Extract every line where the string "Percentage" appears.

[Collected data entries]

== == ==

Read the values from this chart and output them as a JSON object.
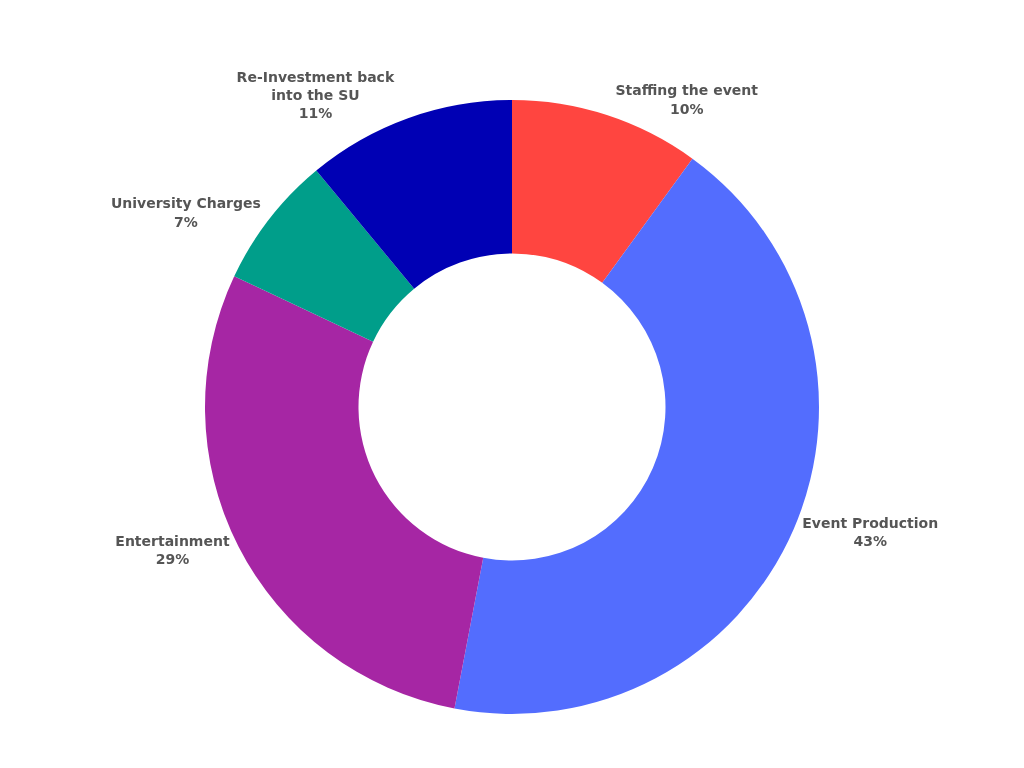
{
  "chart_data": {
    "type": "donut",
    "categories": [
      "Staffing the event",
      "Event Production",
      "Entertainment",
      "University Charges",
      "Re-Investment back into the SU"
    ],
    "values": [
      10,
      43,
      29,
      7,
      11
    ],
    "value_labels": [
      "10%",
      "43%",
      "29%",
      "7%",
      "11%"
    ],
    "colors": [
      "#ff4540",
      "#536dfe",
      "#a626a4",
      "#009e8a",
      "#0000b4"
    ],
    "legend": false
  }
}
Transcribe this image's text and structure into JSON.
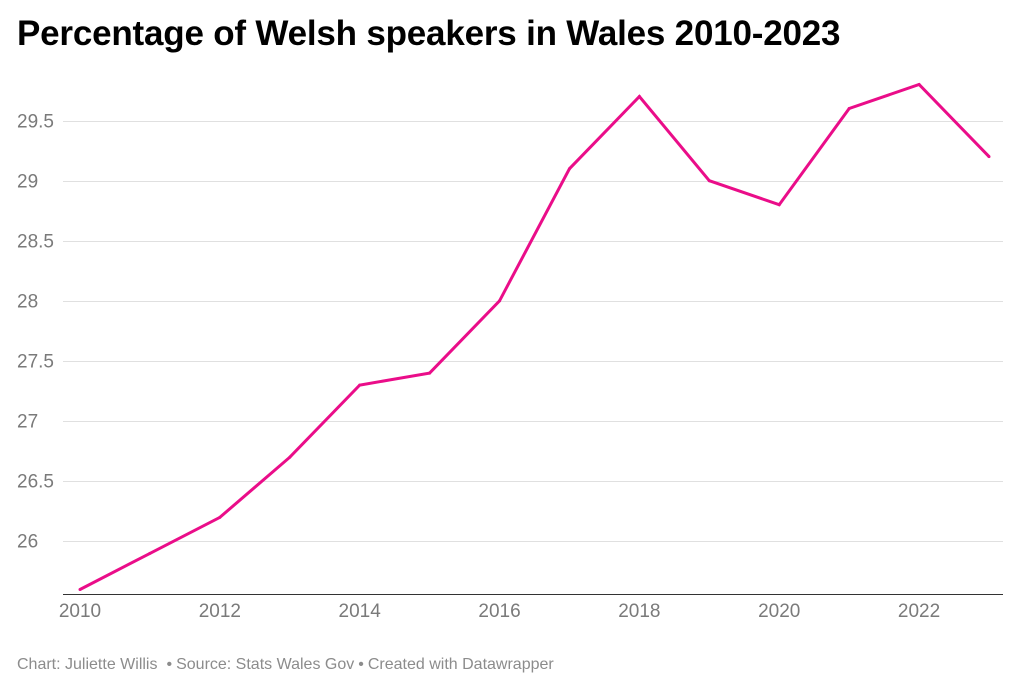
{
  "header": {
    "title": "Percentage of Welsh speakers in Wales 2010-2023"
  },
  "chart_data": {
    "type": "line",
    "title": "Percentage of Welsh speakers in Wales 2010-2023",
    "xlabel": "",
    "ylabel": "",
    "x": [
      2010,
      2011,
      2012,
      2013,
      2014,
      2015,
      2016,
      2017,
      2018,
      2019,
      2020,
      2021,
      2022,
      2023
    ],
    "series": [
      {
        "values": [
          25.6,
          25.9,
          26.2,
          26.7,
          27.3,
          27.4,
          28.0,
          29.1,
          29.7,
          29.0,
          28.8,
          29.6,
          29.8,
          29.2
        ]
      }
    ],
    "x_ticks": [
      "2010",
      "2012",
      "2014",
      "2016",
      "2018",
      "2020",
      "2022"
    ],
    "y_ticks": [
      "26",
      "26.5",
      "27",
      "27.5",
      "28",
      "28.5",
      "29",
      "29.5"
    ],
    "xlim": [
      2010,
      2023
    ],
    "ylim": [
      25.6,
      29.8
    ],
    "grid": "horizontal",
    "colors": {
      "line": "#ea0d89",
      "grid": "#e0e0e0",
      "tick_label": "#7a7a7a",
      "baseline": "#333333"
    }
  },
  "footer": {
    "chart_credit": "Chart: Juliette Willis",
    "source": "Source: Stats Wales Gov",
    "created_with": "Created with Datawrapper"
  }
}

== == ==

#### EXPECTED ANSWER:
    "title": "Percentage of Welsh speakers in Wales 2010-2023"
    "title": "Percentage of Welsh speakers in Wales 2010-2023",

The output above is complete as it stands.